Given information:
======

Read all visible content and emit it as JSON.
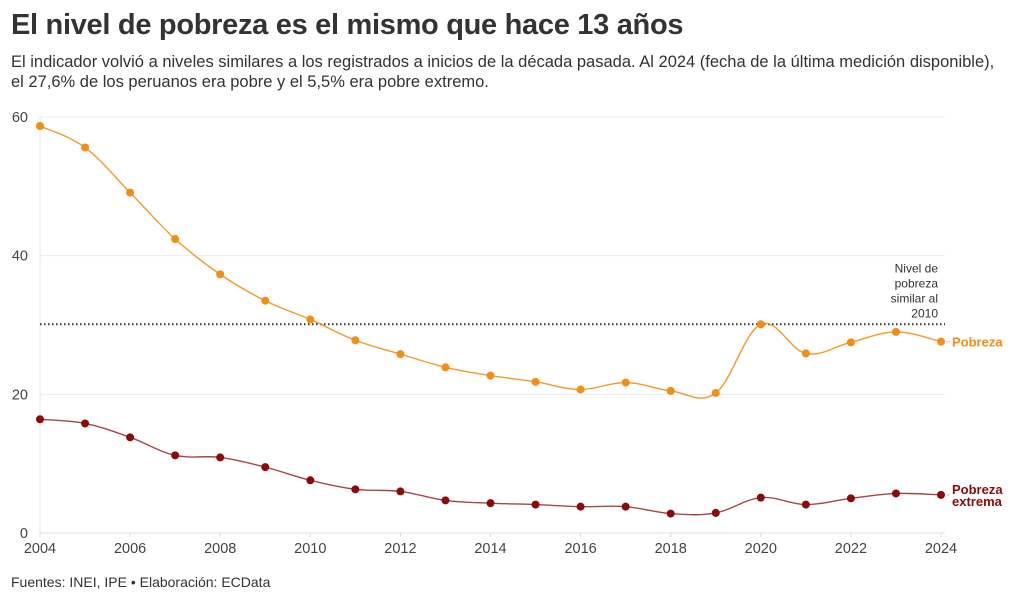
{
  "header": {
    "title": "El nivel de pobreza es el mismo que hace 13 años",
    "subtitle": "El indicador volvió a niveles similares a los registrados a inicios de la década pasada. Al 2024 (fecha de la última medición disponible), el 27,6% de los peruanos era pobre y el 5,5% era pobre extremo."
  },
  "footer": {
    "source": "Fuentes: INEI, IPE • Elaboración: ECData"
  },
  "chart_data": {
    "type": "line",
    "title": "El nivel de pobreza es el mismo que hace 13 años",
    "xlabel": "",
    "ylabel": "",
    "x": [
      2004,
      2005,
      2006,
      2007,
      2008,
      2009,
      2010,
      2011,
      2012,
      2013,
      2014,
      2015,
      2016,
      2017,
      2018,
      2019,
      2020,
      2021,
      2022,
      2023,
      2024
    ],
    "xlim": [
      2004,
      2024
    ],
    "ylim": [
      0,
      60
    ],
    "x_ticks": [
      2004,
      2006,
      2008,
      2010,
      2012,
      2014,
      2016,
      2018,
      2020,
      2022,
      2024
    ],
    "y_ticks": [
      0,
      20,
      40,
      60
    ],
    "grid": true,
    "legend": "inline-right",
    "series": [
      {
        "name": "Pobreza",
        "color": "#f28e13",
        "values": [
          58.7,
          55.6,
          49.1,
          42.4,
          37.3,
          33.5,
          30.8,
          27.8,
          25.8,
          23.9,
          22.7,
          21.8,
          20.7,
          21.7,
          20.5,
          20.2,
          30.1,
          25.9,
          27.5,
          29.0,
          27.6
        ]
      },
      {
        "name": "Pobreza extrema",
        "label_lines": [
          "Pobreza",
          "extrema"
        ],
        "color": "#8b0a0a",
        "values": [
          16.4,
          15.8,
          13.8,
          11.2,
          10.9,
          9.5,
          7.6,
          6.3,
          6.0,
          4.7,
          4.3,
          4.1,
          3.8,
          3.8,
          2.8,
          2.9,
          5.1,
          4.1,
          5.0,
          5.7,
          5.5
        ]
      }
    ],
    "reference_line": {
      "value": 30.1,
      "style": "dotted",
      "color": "#333333",
      "annotation": [
        "Nivel de",
        "pobreza",
        "similar al",
        "2010"
      ]
    }
  }
}
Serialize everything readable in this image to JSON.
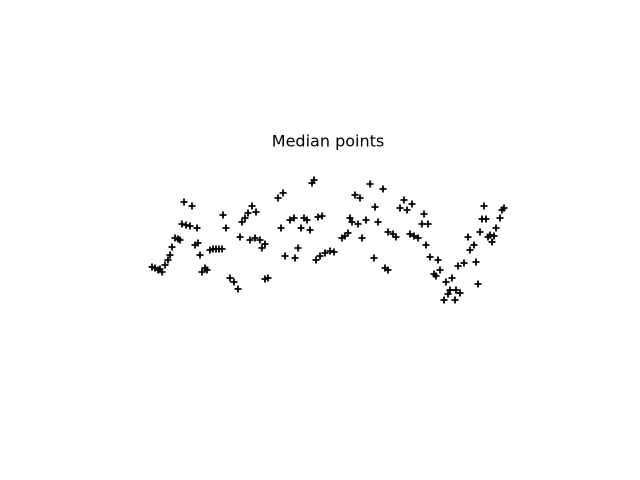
{
  "chart_data": {
    "type": "scatter",
    "title": "Median points",
    "color": "#000000",
    "marker": "plus",
    "xlim": [
      0,
      496
    ],
    "ylim": [
      0,
      181
    ],
    "x": [
      72,
      75,
      78,
      82,
      80,
      85,
      88,
      90,
      92,
      95,
      98,
      100,
      102,
      106,
      110,
      104,
      112,
      117,
      115,
      118,
      120,
      125,
      122,
      127,
      130,
      133,
      136,
      139,
      142,
      143,
      146,
      150,
      154,
      158,
      160,
      162,
      165,
      168,
      172,
      176,
      170,
      175,
      180,
      182,
      185,
      185,
      188,
      198,
      203,
      201,
      205,
      210,
      214,
      218,
      221,
      215,
      224,
      227,
      230,
      232,
      234,
      236,
      238,
      242,
      240,
      245,
      250,
      254,
      262,
      265,
      268,
      270,
      272,
      275,
      280,
      278,
      282,
      286,
      290,
      294,
      295,
      298,
      303,
      305,
      308,
      308,
      313,
      316,
      320,
      324,
      327,
      332,
      330,
      334,
      338,
      342,
      344,
      348,
      346,
      350,
      354,
      356,
      358,
      360,
      364,
      366,
      368,
      370,
      372,
      375,
      376,
      380,
      378,
      384,
      388,
      390,
      394,
      396,
      398,
      400,
      402,
      404,
      406,
      408,
      410,
      412,
      414,
      416,
      420,
      422,
      424
    ],
    "y": [
      66,
      65,
      63,
      61,
      64,
      68,
      73,
      78,
      86,
      95,
      94,
      93,
      109,
      108,
      107,
      131,
      127,
      105,
      88,
      90,
      78,
      65,
      61,
      63,
      83,
      84,
      84,
      84,
      84,
      118,
      105,
      55,
      51,
      44,
      96,
      111,
      115,
      120,
      127,
      121,
      93,
      95,
      93,
      85,
      89,
      54,
      55,
      135,
      140,
      105,
      77,
      113,
      115,
      85,
      105,
      75,
      115,
      113,
      103,
      150,
      153,
      73,
      116,
      117,
      77,
      80,
      82,
      81,
      95,
      97,
      100,
      115,
      111,
      138,
      135,
      109,
      95,
      113,
      149,
      75,
      126,
      111,
      144,
      65,
      63,
      101,
      99,
      96,
      125,
      133,
      123,
      129,
      99,
      97,
      95,
      109,
      119,
      109,
      88,
      76,
      59,
      57,
      73,
      63,
      33,
      51,
      39,
      43,
      55,
      33,
      43,
      40,
      67,
      70,
      96,
      83,
      88,
      71,
      49,
      101,
      114,
      127,
      114,
      96,
      98,
      91,
      97,
      105,
      115,
      123,
      125
    ]
  }
}
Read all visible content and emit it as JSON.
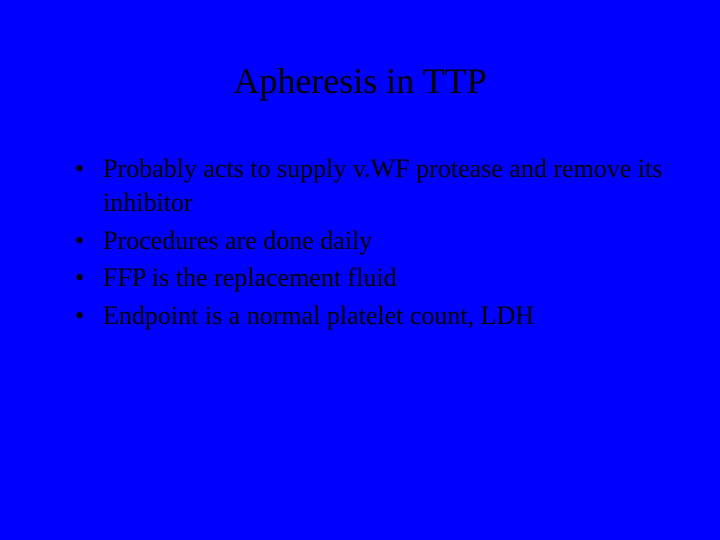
{
  "slide": {
    "background_color": "#0000ff",
    "text_color": "#000000",
    "font_family": "Times New Roman",
    "title": {
      "text": "Apheresis in TTP",
      "fontsize": 36,
      "align": "center"
    },
    "bullets": [
      {
        "text": "Probably acts to supply v.WF protease and remove its inhibitor"
      },
      {
        "text": "Procedures are done daily"
      },
      {
        "text": "FFP is the replacement fluid"
      },
      {
        "text": "Endpoint is a normal platelet count, LDH"
      }
    ],
    "bullet_fontsize": 26
  }
}
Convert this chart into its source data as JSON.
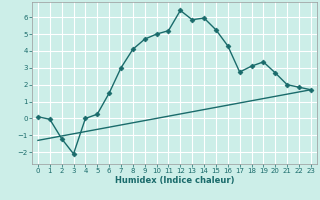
{
  "title": "",
  "xlabel": "Humidex (Indice chaleur)",
  "background_color": "#cceee8",
  "line_color": "#1a6b6b",
  "grid_color": "#ffffff",
  "xlim": [
    -0.5,
    23.5
  ],
  "ylim": [
    -2.7,
    6.9
  ],
  "x_ticks": [
    0,
    1,
    2,
    3,
    4,
    5,
    6,
    7,
    8,
    9,
    10,
    11,
    12,
    13,
    14,
    15,
    16,
    17,
    18,
    19,
    20,
    21,
    22,
    23
  ],
  "y_ticks": [
    -2,
    -1,
    0,
    1,
    2,
    3,
    4,
    5,
    6
  ],
  "curve1_x": [
    0,
    1,
    2,
    3,
    4,
    5,
    6,
    7,
    8,
    9,
    10,
    11,
    12,
    13,
    14,
    15,
    16,
    17,
    18,
    19,
    20,
    21,
    22,
    23
  ],
  "curve1_y": [
    0.1,
    -0.05,
    -1.2,
    -2.1,
    0.0,
    0.25,
    1.5,
    3.0,
    4.1,
    4.7,
    5.0,
    5.2,
    6.4,
    5.85,
    5.95,
    5.25,
    4.3,
    2.75,
    3.1,
    3.35,
    2.7,
    2.0,
    1.85,
    1.7
  ],
  "curve2_x": [
    0,
    23
  ],
  "curve2_y": [
    -1.3,
    1.7
  ],
  "markersize": 2.5,
  "linewidth": 1.0
}
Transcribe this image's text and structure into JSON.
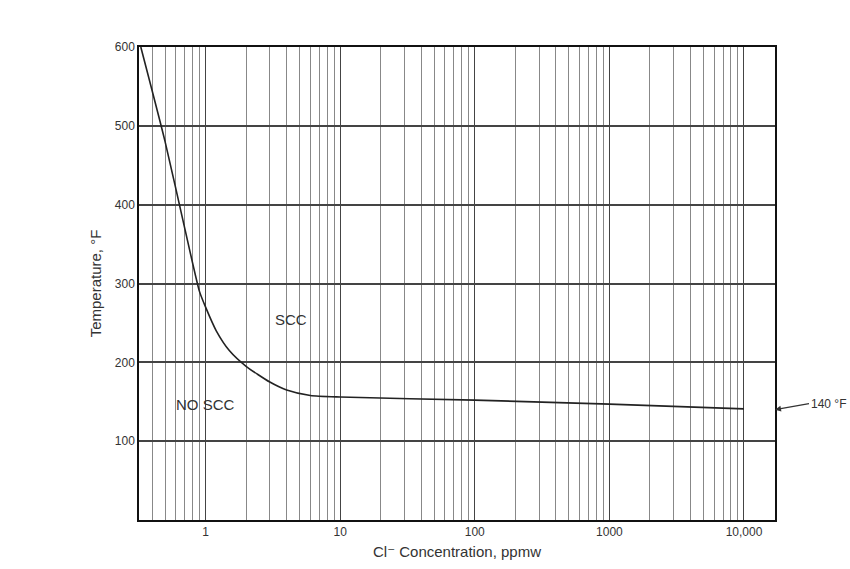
{
  "chart_data": {
    "type": "line",
    "x_label": "Cl⁻ Concentration, ppmw",
    "y_label": "Temperature, °F",
    "log": "x",
    "grid": true,
    "color": "#222222",
    "x": [
      0.33,
      0.5,
      0.7,
      0.9,
      1,
      1.2,
      1.5,
      2,
      3,
      4,
      6,
      10,
      100,
      1000,
      10000
    ],
    "values": [
      600,
      480,
      370,
      290,
      270,
      240,
      215,
      195,
      175,
      165,
      158,
      156,
      152,
      147,
      141
    ],
    "xlim": [
      0.32,
      17000
    ],
    "xticks": [
      1,
      10,
      100,
      1000,
      {
        "value": 10000,
        "label": "10,000"
      }
    ],
    "ylim": [
      0,
      600
    ],
    "yticks": [
      100,
      200,
      300,
      400,
      500,
      600
    ],
    "annotations": [
      {
        "text": "SCC",
        "x": 4.3,
        "y": 254
      },
      {
        "text": "NO SCC",
        "x": 1,
        "y": 147
      }
    ],
    "callout": {
      "text": "140 °F",
      "x": 17000,
      "y": 140
    }
  }
}
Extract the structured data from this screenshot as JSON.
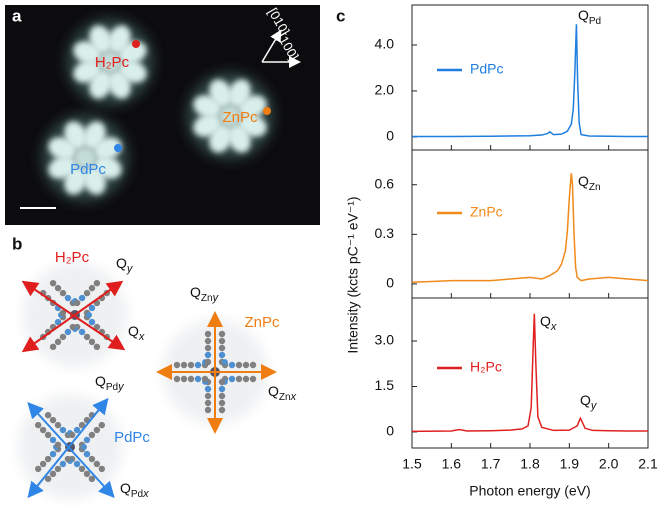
{
  "panel_a": {
    "label": "a",
    "molecules": [
      {
        "name": "H₂Pc",
        "color": "#e01e1e"
      },
      {
        "name": "ZnPc",
        "color": "#f07d12"
      },
      {
        "name": "PdPc",
        "color": "#2f86e6"
      }
    ],
    "directions": [
      "[010]",
      "[100]"
    ]
  },
  "panel_b": {
    "label": "b",
    "molecules": [
      {
        "name": "H₂Pc",
        "color": "#e01e1e",
        "modes": [
          {
            "main": "Q",
            "var": "y"
          },
          {
            "main": "Q",
            "var": "x"
          }
        ]
      },
      {
        "name": "ZnPc",
        "color": "#f07d12",
        "modes": [
          {
            "main": "Q",
            "sub": "Zn",
            "var": "y"
          },
          {
            "main": "Q",
            "sub": "Zn",
            "var": "x"
          }
        ]
      },
      {
        "name": "PdPc",
        "color": "#2f86e6",
        "modes": [
          {
            "main": "Q",
            "sub": "Pd",
            "var": "y"
          },
          {
            "main": "Q",
            "sub": "Pd",
            "var": "x"
          }
        ]
      }
    ]
  },
  "chart_data": {
    "type": "line",
    "panel_label": "c",
    "xlabel": "Photon energy (eV)",
    "ylabel": "Intensity (kcts pC⁻¹ eV⁻¹)",
    "xlim": [
      1.5,
      2.1
    ],
    "xticks": [
      1.5,
      1.6,
      1.7,
      1.8,
      1.9,
      {
        "value": 2.0,
        "label": "2.0"
      },
      2.1
    ],
    "panels": [
      {
        "ylim": [
          -0.57,
          5.74
        ],
        "yticks": [
          0,
          {
            "value": 2,
            "label": "2.0"
          },
          {
            "value": 4,
            "label": "4.0"
          }
        ],
        "annotations": [
          {
            "main": "Q",
            "sub": "Pd"
          }
        ],
        "series": [
          {
            "name": "PdPc",
            "color": "#1f7ee0",
            "x": [
              1.5,
              1.6,
              1.7,
              1.8,
              1.83,
              1.845,
              1.85,
              1.86,
              1.88,
              1.895,
              1.905,
              1.91,
              1.914,
              1.918,
              1.921,
              1.925,
              1.93,
              1.95,
              2.0,
              2.05,
              2.1
            ],
            "values": [
              0.02,
              0.02,
              0.03,
              0.05,
              0.08,
              0.15,
              0.22,
              0.1,
              0.12,
              0.25,
              0.55,
              1.2,
              2.8,
              4.9,
              2.5,
              0.6,
              0.1,
              0.04,
              0.03,
              0.02,
              0.02
            ]
          }
        ]
      },
      {
        "ylim": [
          -0.085,
          0.81
        ],
        "yticks": [
          0,
          0.3,
          0.6
        ],
        "annotations": [
          {
            "main": "Q",
            "sub": "Zn"
          }
        ],
        "series": [
          {
            "name": "ZnPc",
            "color": "#f08a1a",
            "x": [
              1.5,
              1.55,
              1.6,
              1.65,
              1.7,
              1.75,
              1.8,
              1.83,
              1.85,
              1.87,
              1.88,
              1.89,
              1.895,
              1.9,
              1.905,
              1.908,
              1.912,
              1.916,
              1.92,
              1.93,
              1.95,
              2.0,
              2.05,
              2.1
            ],
            "values": [
              0.01,
              0.015,
              0.02,
              0.02,
              0.02,
              0.03,
              0.04,
              0.03,
              0.05,
              0.08,
              0.12,
              0.2,
              0.32,
              0.52,
              0.67,
              0.6,
              0.3,
              0.1,
              0.04,
              0.02,
              0.03,
              0.04,
              0.03,
              0.02
            ]
          }
        ]
      },
      {
        "ylim": [
          -0.53,
          4.42
        ],
        "yticks": [
          0,
          1.5,
          {
            "value": 3,
            "label": "3.0"
          }
        ],
        "annotations": [
          {
            "main": "Q",
            "var": "x"
          },
          {
            "main": "Q",
            "var": "y"
          }
        ],
        "series": [
          {
            "name": "H₂Pc",
            "color": "#e02020",
            "x": [
              1.5,
              1.6,
              1.62,
              1.64,
              1.7,
              1.75,
              1.78,
              1.795,
              1.803,
              1.808,
              1.811,
              1.815,
              1.82,
              1.83,
              1.86,
              1.9,
              1.92,
              1.928,
              1.932,
              1.94,
              1.96,
              2.0,
              2.05,
              2.1
            ],
            "values": [
              0.02,
              0.03,
              0.08,
              0.03,
              0.04,
              0.06,
              0.1,
              0.2,
              0.8,
              2.8,
              3.9,
              2.2,
              0.5,
              0.15,
              0.05,
              0.06,
              0.2,
              0.45,
              0.35,
              0.12,
              0.05,
              0.04,
              0.03,
              0.03
            ]
          }
        ]
      }
    ]
  }
}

======

What you have to do:
Find the lines that include the string "into", then copy each of them.

Full output:
Convert this chart into its source data as JSON.
Transcribe this image's text and structure into JSON.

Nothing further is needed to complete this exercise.